─── Record excerpts ───

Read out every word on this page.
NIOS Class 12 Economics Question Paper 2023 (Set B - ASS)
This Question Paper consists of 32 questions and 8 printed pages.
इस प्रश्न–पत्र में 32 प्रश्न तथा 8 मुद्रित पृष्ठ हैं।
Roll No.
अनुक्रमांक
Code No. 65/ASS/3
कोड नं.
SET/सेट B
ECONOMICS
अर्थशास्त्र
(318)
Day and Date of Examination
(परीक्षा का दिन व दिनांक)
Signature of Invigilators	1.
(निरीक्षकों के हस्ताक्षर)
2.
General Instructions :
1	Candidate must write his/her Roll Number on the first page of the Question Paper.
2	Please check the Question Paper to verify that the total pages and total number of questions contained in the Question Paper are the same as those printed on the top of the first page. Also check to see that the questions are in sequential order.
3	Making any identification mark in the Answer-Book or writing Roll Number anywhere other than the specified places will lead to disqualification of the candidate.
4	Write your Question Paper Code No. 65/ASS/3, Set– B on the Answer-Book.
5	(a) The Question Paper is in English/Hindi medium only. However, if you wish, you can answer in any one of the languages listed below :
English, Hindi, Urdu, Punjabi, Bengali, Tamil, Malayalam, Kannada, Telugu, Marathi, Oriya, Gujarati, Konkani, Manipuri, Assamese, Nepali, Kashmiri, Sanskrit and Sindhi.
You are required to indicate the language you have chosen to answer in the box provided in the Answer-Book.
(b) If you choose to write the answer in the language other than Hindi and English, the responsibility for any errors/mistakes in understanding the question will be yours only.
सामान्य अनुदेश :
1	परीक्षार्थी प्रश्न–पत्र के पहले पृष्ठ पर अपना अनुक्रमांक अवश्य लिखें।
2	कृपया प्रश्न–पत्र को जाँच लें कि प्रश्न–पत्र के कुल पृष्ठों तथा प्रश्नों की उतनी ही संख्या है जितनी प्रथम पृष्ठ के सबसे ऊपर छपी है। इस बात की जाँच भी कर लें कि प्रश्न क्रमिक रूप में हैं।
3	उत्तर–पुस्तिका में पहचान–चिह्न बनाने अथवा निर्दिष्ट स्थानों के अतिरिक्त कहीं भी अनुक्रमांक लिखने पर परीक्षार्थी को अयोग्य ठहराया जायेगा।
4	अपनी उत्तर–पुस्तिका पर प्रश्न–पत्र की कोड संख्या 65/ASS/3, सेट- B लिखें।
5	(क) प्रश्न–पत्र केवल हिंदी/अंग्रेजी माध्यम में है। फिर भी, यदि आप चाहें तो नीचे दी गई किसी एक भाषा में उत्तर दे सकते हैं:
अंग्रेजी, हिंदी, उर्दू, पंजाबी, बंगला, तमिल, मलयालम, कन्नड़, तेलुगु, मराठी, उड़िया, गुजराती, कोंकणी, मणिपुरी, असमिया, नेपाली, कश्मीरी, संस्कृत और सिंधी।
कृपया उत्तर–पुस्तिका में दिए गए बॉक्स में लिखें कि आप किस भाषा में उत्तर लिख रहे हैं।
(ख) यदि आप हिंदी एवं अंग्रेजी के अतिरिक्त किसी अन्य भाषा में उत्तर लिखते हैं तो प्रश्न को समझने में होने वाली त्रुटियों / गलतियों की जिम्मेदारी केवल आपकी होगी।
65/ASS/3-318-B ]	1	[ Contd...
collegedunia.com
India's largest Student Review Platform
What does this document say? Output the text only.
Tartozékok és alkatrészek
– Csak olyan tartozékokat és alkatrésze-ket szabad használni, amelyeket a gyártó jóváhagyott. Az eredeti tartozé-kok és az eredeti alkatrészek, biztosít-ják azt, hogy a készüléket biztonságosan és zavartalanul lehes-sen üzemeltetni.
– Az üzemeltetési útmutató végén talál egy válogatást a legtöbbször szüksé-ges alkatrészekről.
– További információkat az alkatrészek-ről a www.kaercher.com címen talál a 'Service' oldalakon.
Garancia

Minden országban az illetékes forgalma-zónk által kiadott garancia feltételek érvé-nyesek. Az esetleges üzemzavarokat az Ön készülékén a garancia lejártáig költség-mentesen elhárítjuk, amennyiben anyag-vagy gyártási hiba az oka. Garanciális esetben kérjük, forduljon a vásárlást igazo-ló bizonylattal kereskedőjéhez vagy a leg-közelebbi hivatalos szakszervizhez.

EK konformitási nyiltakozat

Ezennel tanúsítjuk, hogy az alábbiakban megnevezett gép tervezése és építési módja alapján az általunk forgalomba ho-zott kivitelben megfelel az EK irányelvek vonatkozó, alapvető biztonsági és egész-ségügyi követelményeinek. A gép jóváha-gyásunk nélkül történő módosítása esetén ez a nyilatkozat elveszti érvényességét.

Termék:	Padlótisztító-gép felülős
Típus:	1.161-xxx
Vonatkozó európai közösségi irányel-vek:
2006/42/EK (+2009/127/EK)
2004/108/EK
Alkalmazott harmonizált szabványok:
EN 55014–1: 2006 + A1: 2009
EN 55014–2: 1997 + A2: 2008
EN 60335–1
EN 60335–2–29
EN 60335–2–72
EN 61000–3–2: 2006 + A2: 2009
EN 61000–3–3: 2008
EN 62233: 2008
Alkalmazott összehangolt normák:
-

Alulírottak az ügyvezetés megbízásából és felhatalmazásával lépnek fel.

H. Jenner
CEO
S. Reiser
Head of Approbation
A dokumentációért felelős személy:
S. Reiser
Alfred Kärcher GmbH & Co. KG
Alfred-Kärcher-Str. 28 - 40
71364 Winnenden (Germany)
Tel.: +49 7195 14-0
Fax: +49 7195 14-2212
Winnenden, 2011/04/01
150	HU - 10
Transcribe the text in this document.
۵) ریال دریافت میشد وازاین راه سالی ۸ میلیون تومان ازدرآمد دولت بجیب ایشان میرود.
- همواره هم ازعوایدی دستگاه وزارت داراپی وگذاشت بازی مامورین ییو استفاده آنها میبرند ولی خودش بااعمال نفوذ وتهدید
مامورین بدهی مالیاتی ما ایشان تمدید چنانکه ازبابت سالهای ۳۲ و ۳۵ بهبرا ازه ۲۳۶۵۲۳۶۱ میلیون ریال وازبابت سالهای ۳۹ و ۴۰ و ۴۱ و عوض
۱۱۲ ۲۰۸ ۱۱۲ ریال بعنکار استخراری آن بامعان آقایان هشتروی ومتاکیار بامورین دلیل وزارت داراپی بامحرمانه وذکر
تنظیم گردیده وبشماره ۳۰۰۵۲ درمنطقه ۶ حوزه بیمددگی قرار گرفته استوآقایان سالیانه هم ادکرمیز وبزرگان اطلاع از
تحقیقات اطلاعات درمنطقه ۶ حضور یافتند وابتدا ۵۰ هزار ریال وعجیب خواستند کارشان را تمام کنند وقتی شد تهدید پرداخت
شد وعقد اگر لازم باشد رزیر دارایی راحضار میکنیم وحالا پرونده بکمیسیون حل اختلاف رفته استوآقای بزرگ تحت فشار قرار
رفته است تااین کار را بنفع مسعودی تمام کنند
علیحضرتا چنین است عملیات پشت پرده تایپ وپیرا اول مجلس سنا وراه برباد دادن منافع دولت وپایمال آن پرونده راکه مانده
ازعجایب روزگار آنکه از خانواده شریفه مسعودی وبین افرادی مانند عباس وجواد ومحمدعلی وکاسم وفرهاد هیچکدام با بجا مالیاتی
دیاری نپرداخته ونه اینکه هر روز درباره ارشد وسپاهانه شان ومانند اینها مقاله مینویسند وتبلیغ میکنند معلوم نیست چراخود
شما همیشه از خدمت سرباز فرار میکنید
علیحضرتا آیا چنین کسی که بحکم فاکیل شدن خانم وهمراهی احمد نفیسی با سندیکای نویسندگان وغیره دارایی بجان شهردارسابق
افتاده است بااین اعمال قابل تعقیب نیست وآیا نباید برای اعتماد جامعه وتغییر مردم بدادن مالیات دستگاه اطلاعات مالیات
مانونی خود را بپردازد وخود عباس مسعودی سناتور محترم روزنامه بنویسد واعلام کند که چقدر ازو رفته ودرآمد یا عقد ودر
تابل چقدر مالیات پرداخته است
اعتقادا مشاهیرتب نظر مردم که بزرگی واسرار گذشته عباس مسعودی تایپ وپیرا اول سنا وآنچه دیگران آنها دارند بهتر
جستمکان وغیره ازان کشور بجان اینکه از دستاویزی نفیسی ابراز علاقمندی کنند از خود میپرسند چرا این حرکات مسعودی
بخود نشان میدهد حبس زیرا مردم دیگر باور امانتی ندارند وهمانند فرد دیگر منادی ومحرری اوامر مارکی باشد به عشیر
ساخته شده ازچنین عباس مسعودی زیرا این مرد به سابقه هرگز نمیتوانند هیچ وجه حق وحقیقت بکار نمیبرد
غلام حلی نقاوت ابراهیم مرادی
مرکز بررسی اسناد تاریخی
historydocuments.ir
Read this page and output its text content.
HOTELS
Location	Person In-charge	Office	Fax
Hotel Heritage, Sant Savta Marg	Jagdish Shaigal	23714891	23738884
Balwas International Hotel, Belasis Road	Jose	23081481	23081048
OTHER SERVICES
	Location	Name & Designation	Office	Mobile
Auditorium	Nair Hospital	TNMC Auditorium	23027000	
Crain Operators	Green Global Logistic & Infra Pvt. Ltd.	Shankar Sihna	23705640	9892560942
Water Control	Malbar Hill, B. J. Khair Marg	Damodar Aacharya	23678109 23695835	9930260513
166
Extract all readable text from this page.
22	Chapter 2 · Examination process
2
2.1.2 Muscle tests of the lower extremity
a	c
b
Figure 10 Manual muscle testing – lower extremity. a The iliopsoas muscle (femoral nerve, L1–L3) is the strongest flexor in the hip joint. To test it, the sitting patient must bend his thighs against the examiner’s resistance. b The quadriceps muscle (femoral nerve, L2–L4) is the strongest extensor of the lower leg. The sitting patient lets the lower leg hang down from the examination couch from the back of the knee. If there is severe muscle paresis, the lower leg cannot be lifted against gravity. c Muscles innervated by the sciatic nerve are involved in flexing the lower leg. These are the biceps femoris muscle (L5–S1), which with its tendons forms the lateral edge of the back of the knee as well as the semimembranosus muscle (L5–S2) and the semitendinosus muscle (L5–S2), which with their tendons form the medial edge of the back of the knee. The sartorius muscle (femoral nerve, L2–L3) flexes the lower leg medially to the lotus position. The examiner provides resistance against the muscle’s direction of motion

───

* _Do this_:
In the records above, how many lines contain the string "Marg"? State that number only.

* _Task result_:
2